▶ _EXERCISE DESCRIPTION_: Could you recast the lines below, from the line with "Patent image size: (969, 702)." to the line with "The shared focus", as a JSON list of strings with one string per line and blank lines left out?

Stored data entries
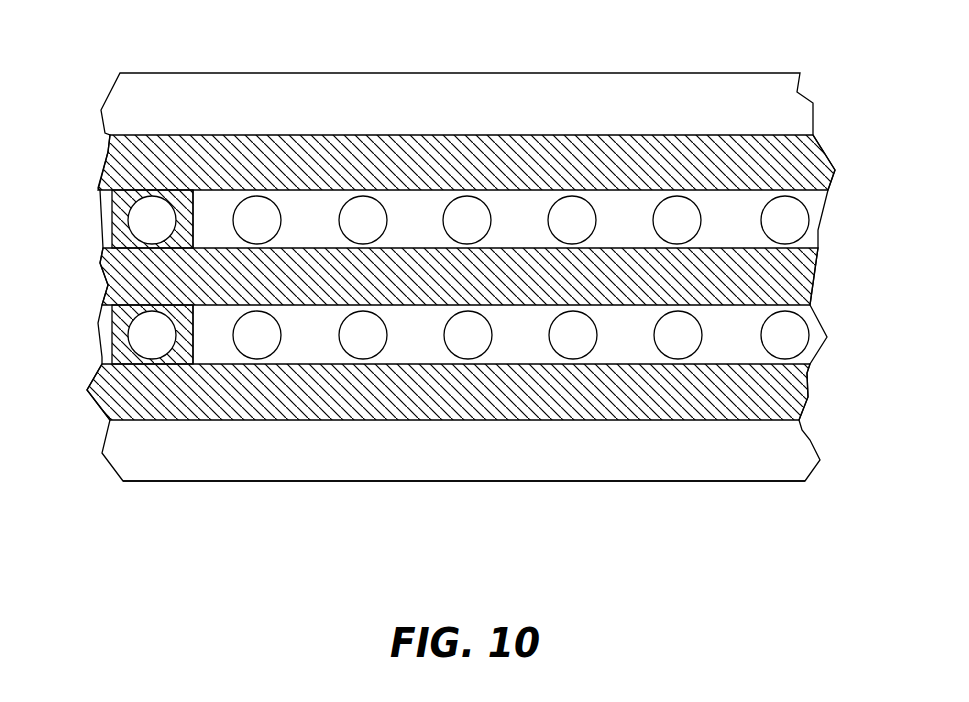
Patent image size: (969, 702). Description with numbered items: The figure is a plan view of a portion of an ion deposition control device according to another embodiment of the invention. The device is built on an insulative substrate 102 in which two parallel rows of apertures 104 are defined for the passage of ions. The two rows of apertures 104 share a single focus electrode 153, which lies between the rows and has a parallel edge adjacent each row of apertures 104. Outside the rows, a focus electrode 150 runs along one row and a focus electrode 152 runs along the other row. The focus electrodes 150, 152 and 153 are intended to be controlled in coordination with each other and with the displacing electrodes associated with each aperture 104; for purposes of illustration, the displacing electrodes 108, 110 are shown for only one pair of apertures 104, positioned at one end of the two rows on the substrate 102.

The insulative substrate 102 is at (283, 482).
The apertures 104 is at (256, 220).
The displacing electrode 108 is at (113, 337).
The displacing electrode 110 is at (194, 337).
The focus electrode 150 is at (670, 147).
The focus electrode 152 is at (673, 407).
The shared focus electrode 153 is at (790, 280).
--
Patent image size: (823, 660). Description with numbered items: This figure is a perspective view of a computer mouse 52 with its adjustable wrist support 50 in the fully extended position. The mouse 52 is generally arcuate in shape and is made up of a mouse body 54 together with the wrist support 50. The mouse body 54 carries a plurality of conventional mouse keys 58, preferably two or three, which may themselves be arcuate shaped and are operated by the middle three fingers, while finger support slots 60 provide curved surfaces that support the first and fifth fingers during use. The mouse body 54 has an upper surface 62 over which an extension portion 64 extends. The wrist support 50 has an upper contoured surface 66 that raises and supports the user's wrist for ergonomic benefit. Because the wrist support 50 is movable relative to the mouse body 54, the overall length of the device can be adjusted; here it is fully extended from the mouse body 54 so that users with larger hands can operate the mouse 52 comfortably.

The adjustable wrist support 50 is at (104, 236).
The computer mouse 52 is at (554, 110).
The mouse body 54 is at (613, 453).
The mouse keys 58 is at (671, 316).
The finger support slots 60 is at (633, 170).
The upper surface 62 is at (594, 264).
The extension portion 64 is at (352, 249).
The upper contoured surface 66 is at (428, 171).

▶ _FINAL RESULT_:
[
  "Patent image size: (969, 702). Description with numbered items: The figure is a plan view of a portion of an ion deposition control device according to another embodiment of the invention. The device is built on an insulative substrate 102 in which two parallel rows of apertures 104 are defined for the passage of ions. The two rows of apertures 104 share a single focus electrode 153, which lies between the rows and has a parallel edge adjacent each row of apertures 104. Outside the rows, a focus electrode 150 runs along one row and a focus electrode 152 runs along the other row. The focus electrodes 150, 152 and 153 are intended to be controlled in coordination with each other and with the displacing electrodes associated with each aperture 104; for purposes of illustration, the displacing electrodes 108, 110 are shown for only one pair of apertures 104, positioned at one end of the two rows on the substrate 102.",
  "The insulative substrate 102 is at (283, 482).",
  "The apertures 104 is at (256, 220).",
  "The displacing electrode 108 is at (113, 337).",
  "The displacing electrode 110 is at (194, 337).",
  "The focus electrode 150 is at (670, 147).",
  "The focus electrode 152 is at (673, 407).",
  "The shared focus electrode 153 is at (790, 280)."
]